TASK TO COMPLETE:
Pull out every line of the listing below where "role" appears.

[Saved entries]
--

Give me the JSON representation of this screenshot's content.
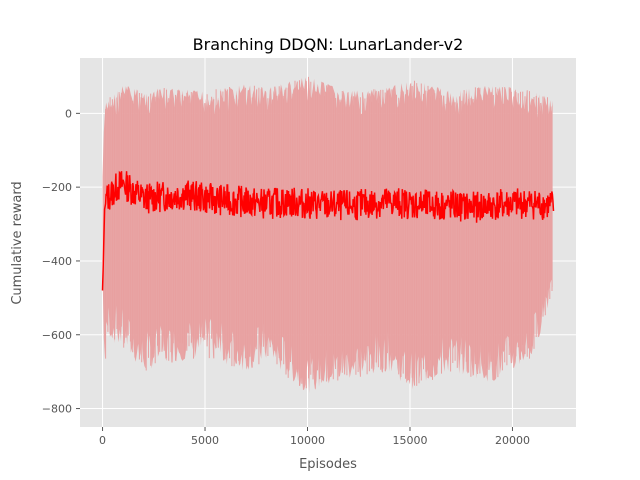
{
  "chart_data": {
    "type": "line",
    "title": "Branching DDQN: LunarLander-v2",
    "xlabel": "Episodes",
    "ylabel": "Cumulative reward",
    "xlim": [
      -1100,
      23100
    ],
    "ylim": [
      -850,
      150
    ],
    "x_ticks": [
      0,
      5000,
      10000,
      15000,
      20000
    ],
    "y_ticks": [
      -800,
      -600,
      -400,
      -200,
      0
    ],
    "x_tick_labels": [
      "0",
      "5000",
      "10000",
      "15000",
      "20000"
    ],
    "y_tick_labels": [
      "−800",
      "−600",
      "−400",
      "−200",
      "0"
    ],
    "grid": true,
    "legend": "none",
    "colors": {
      "background": "#e5e5e5",
      "grid": "#ffffff",
      "raw_series": "#e8a0a0",
      "smoothed_series": "#ff0000"
    },
    "series": [
      {
        "role": "raw episode reward (band)",
        "x": [
          0,
          100,
          250,
          500,
          1000,
          2000,
          3000,
          5000,
          7000,
          8000,
          10000,
          12000,
          14000,
          15000,
          17000,
          19000,
          20000,
          21000,
          22000
        ],
        "upper": [
          -150,
          20,
          40,
          50,
          80,
          60,
          70,
          60,
          80,
          70,
          100,
          60,
          70,
          95,
          60,
          80,
          70,
          60,
          40
        ],
        "lower": [
          -480,
          -720,
          -600,
          -620,
          -640,
          -700,
          -680,
          -660,
          -700,
          -670,
          -760,
          -720,
          -700,
          -750,
          -700,
          -730,
          -700,
          -660,
          -480
        ]
      },
      {
        "role": "smoothed reward",
        "x": [
          0,
          100,
          200,
          400,
          700,
          1000,
          1500,
          2000,
          3000,
          4000,
          5000,
          6000,
          7000,
          8000,
          9000,
          10000,
          11000,
          12000,
          13000,
          14000,
          15000,
          16000,
          17000,
          18000,
          19000,
          20000,
          21000,
          22000
        ],
        "y": [
          -480,
          -260,
          -230,
          -220,
          -200,
          -190,
          -210,
          -230,
          -225,
          -220,
          -230,
          -235,
          -240,
          -245,
          -240,
          -245,
          -250,
          -250,
          -245,
          -240,
          -245,
          -250,
          -250,
          -255,
          -250,
          -245,
          -245,
          -250
        ]
      }
    ]
  }
}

--

COMPLETE ANSWER:
        "role": "raw episode reward (band)",
        "role": "smoothed reward",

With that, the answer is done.